## Task requirements
Return the records, each one exactly as written.

## Extracted data entries

--- --- ---

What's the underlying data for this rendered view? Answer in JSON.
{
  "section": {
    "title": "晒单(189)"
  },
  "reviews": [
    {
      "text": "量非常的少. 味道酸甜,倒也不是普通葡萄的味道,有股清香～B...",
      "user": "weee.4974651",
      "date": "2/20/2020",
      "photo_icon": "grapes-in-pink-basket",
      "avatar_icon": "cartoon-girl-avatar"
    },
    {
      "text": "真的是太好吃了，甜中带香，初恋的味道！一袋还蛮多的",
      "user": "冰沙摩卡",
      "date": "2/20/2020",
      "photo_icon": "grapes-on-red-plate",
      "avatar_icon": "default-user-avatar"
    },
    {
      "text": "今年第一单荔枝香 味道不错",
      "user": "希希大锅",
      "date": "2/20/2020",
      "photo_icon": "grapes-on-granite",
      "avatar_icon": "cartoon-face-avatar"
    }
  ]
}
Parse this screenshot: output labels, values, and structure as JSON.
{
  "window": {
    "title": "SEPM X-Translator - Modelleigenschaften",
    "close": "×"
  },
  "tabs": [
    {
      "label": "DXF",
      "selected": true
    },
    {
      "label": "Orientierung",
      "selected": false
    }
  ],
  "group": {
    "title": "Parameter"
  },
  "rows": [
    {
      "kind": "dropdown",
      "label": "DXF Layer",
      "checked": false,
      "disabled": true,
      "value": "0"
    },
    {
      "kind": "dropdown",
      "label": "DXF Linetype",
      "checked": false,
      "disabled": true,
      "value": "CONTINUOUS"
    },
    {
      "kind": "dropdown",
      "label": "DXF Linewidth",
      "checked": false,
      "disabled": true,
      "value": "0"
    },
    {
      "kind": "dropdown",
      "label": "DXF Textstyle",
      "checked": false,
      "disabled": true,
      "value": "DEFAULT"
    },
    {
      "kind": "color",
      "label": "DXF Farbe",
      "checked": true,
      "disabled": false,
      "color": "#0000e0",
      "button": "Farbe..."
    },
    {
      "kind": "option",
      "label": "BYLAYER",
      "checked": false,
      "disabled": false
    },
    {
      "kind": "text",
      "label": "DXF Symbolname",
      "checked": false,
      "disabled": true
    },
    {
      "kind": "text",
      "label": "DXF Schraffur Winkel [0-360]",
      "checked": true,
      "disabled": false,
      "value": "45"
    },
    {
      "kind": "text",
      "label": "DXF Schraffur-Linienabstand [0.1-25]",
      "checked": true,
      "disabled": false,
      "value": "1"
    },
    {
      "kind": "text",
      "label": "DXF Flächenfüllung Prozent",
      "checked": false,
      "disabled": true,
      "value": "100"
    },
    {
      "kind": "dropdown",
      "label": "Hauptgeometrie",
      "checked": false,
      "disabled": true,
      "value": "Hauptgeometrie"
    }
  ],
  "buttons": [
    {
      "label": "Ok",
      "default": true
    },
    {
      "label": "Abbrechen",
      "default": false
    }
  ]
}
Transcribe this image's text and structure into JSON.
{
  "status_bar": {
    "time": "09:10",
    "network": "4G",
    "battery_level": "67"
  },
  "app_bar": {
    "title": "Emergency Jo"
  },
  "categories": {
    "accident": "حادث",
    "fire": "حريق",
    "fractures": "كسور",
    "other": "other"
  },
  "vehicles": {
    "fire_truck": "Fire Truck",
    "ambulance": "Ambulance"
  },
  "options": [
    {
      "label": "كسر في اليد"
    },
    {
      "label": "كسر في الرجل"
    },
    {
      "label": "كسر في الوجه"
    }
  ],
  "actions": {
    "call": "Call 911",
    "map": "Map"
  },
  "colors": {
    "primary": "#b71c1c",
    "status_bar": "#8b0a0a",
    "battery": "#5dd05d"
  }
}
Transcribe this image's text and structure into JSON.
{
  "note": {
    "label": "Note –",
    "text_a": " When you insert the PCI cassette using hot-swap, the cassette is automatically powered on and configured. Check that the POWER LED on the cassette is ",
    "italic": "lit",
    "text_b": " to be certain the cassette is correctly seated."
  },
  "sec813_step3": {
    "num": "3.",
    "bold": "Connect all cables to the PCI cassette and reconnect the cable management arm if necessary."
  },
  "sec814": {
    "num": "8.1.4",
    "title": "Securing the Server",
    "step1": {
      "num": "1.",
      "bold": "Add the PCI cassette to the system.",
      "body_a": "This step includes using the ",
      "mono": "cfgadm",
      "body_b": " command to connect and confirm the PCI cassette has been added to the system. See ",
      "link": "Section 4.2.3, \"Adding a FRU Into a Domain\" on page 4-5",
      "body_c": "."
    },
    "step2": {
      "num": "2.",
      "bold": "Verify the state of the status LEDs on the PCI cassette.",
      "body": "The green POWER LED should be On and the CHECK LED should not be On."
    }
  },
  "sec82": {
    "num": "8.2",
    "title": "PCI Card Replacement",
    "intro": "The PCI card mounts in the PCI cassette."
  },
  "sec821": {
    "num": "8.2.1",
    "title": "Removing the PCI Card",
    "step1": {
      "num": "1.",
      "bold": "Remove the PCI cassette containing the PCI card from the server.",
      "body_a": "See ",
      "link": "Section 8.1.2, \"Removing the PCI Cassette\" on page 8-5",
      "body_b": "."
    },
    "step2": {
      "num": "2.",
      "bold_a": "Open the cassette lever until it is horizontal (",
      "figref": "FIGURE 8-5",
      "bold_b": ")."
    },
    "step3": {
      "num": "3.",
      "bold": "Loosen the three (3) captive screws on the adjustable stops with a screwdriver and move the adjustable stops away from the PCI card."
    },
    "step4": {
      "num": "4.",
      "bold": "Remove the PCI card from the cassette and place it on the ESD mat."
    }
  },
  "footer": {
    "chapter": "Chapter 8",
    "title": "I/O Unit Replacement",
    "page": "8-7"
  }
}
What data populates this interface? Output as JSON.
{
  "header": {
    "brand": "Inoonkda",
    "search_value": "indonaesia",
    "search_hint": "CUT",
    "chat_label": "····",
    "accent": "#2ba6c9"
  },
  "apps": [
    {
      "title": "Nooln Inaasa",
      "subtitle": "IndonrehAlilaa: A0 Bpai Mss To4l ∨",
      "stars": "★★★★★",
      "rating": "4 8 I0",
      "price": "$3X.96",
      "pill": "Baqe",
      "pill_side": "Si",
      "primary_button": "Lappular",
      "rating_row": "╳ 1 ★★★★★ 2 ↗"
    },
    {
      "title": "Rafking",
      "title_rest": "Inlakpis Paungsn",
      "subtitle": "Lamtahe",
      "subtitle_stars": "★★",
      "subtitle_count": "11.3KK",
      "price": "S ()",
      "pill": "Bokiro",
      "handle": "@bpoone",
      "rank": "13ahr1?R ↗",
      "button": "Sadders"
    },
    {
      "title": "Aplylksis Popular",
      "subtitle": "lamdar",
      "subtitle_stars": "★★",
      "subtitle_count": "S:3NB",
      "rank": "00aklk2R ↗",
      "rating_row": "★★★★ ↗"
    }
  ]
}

--- --- ---

## The result
What's the underlying data for this rendered view? Answer in JSON.
{
  "section": {
    "title": "晒单(189)"
  },
  "reviews": [
    {
      "text": "量非常的少. 味道酸甜,倒也不是普通葡萄的味道,有股清香～B...",
      "user": "weee.4974651",
      "date": "2/20/2020",
      "photo_icon": "grapes-in-pink-basket",
      "avatar_icon": "cartoon-girl-avatar"
    },
    {
      "text": "真的是太好吃了，甜中带香，初恋的味道！一袋还蛮多的",
      "user": "冰沙摩卡",
      "date": "2/20/2020",
      "photo_icon": "grapes-on-red-plate",
      "avatar_icon": "default-user-avatar"
    },
    {
      "text": "今年第一单荔枝香 味道不错",
      "user": "希希大锅",
      "date": "2/20/2020",
      "photo_icon": "grapes-on-granite",
      "avatar_icon": "cartoon-face-avatar"
    }
  ]
}
Parse this screenshot: output labels, values, and structure as JSON.
{
  "window": {
    "title": "SEPM X-Translator - Modelleigenschaften",
    "close": "×"
  },
  "tabs": [
    {
      "label": "DXF",
      "selected": true
    },
    {
      "label": "Orientierung",
      "selected": false
    }
  ],
  "group": {
    "title": "Parameter"
  },
  "rows": [
    {
      "kind": "dropdown",
      "label": "DXF Layer",
      "checked": false,
      "disabled": true,
      "value": "0"
    },
    {
      "kind": "dropdown",
      "label": "DXF Linetype",
      "checked": false,
      "disabled": true,
      "value": "CONTINUOUS"
    },
    {
      "kind": "dropdown",
      "label": "DXF Linewidth",
      "checked": false,
      "disabled": true,
      "value": "0"
    },
    {
      "kind": "dropdown",
      "label": "DXF Textstyle",
      "checked": false,
      "disabled": true,
      "value": "DEFAULT"
    },
    {
      "kind": "color",
      "label": "DXF Farbe",
      "checked": true,
      "disabled": false,
      "color": "#0000e0",
      "button": "Farbe..."
    },
    {
      "kind": "option",
      "label": "BYLAYER",
      "checked": false,
      "disabled": false
    },
    {
      "kind": "text",
      "label": "DXF Symbolname",
      "checked": false,
      "disabled": true
    },
    {
      "kind": "text",
      "label": "DXF Schraffur Winkel [0-360]",
      "checked": true,
      "disabled": false,
      "value": "45"
    },
    {
      "kind": "text",
      "label": "DXF Schraffur-Linienabstand [0.1-25]",
      "checked": true,
      "disabled": false,
      "value": "1"
    },
    {
      "kind": "text",
      "label": "DXF Flächenfüllung Prozent",
      "checked": false,
      "disabled": true,
      "value": "100"
    },
    {
      "kind": "dropdown",
      "label": "Hauptgeometrie",
      "checked": false,
      "disabled": true,
      "value": "Hauptgeometrie"
    }
  ],
  "buttons": [
    {
      "label": "Ok",
      "default": true
    },
    {
      "label": "Abbrechen",
      "default": false
    }
  ]
}
Transcribe this image's text and structure into JSON.
{
  "status_bar": {
    "time": "09:10",
    "network": "4G",
    "battery_level": "67"
  },
  "app_bar": {
    "title": "Emergency Jo"
  },
  "categories": {
    "accident": "حادث",
    "fire": "حريق",
    "fractures": "كسور",
    "other": "other"
  },
  "vehicles": {
    "fire_truck": "Fire Truck",
    "ambulance": "Ambulance"
  },
  "options": [
    {
      "label": "كسر في اليد"
    },
    {
      "label": "كسر في الرجل"
    },
    {
      "label": "كسر في الوجه"
    }
  ],
  "actions": {
    "call": "Call 911",
    "map": "Map"
  },
  "colors": {
    "primary": "#b71c1c",
    "status_bar": "#8b0a0a",
    "battery": "#5dd05d"
  }
}
Transcribe this image's text and structure into JSON.
{
  "note": {
    "label": "Note –",
    "text_a": " When you insert the PCI cassette using hot-swap, the cassette is automatically powered on and configured. Check that the POWER LED on the cassette is ",
    "italic": "lit",
    "text_b": " to be certain the cassette is correctly seated."
  },
  "sec813_step3": {
    "num": "3.",
    "bold": "Connect all cables to the PCI cassette and reconnect the cable management arm if necessary."
  },
  "sec814": {
    "num": "8.1.4",
    "title": "Securing the Server",
    "step1": {
      "num": "1.",
      "bold": "Add the PCI cassette to the system.",
      "body_a": "This step includes using the ",
      "mono": "cfgadm",
      "body_b": " command to connect and confirm the PCI cassette has been added to the system. See ",
      "link": "Section 4.2.3, \"Adding a FRU Into a Domain\" on page 4-5",
      "body_c": "."
    },
    "step2": {
      "num": "2.",
      "bold": "Verify the state of the status LEDs on the PCI cassette.",
      "body": "The green POWER LED should be On and the CHECK LED should not be On."
    }
  },
  "sec82": {
    "num": "8.2",
    "title": "PCI Card Replacement",
    "intro": "The PCI card mounts in the PCI cassette."
  },
  "sec821": {
    "num": "8.2.1",
    "title": "Removing the PCI Card",
    "step1": {
      "num": "1.",
      "bold": "Remove the PCI cassette containing the PCI card from the server.",
      "body_a": "See ",
      "link": "Section 8.1.2, \"Removing the PCI Cassette\" on page 8-5",
      "body_b": "."
    },
    "step2": {
      "num": "2.",
      "bold_a": "Open the cassette lever until it is horizontal (",
      "figref": "FIGURE 8-5",
      "bold_b": ")."
    },
    "step3": {
      "num": "3.",
      "bold": "Loosen the three (3) captive screws on the adjustable stops with a screwdriver and move the adjustable stops away from the PCI card."
    },
    "step4": {
      "num": "4.",
      "bold": "Remove the PCI card from the cassette and place it on the ESD mat."
    }
  },
  "footer": {
    "chapter": "Chapter 8",
    "title": "I/O Unit Replacement",
    "page": "8-7"
  }
}
What data populates this interface? Output as JSON.
{
  "header": {
    "brand": "Inoonkda",
    "search_value": "indonaesia",
    "search_hint": "CUT",
    "chat_label": "····",
    "accent": "#2ba6c9"
  },
  "apps": [
    {
      "title": "Nooln Inaasa",
      "subtitle": "IndonrehAlilaa: A0 Bpai Mss To4l ∨",
      "stars": "★★★★★",
      "rating": "4 8 I0",
      "price": "$3X.96",
      "pill": "Baqe",
      "pill_side": "Si",
      "primary_button": "Lappular",
      "rating_row": "╳ 1 ★★★★★ 2 ↗"
    },
    {
      "title": "Rafking",
      "title_rest": "Inlakpis Paungsn",
      "subtitle": "Lamtahe",
      "subtitle_stars": "★★",
      "subtitle_count": "11.3KK",
      "price": "S ()",
      "pill": "Bokiro",
      "handle": "@bpoone",
      "rank": "13ahr1?R ↗",
      "button": "Sadders"
    },
    {
      "title": "Aplylksis Popular",
      "subtitle": "lamdar",
      "subtitle_stars": "★★",
      "subtitle_count": "S:3NB",
      "rank": "00aklk2R ↗",
      "rating_row": "★★★★ ↗"
    }
  ]
}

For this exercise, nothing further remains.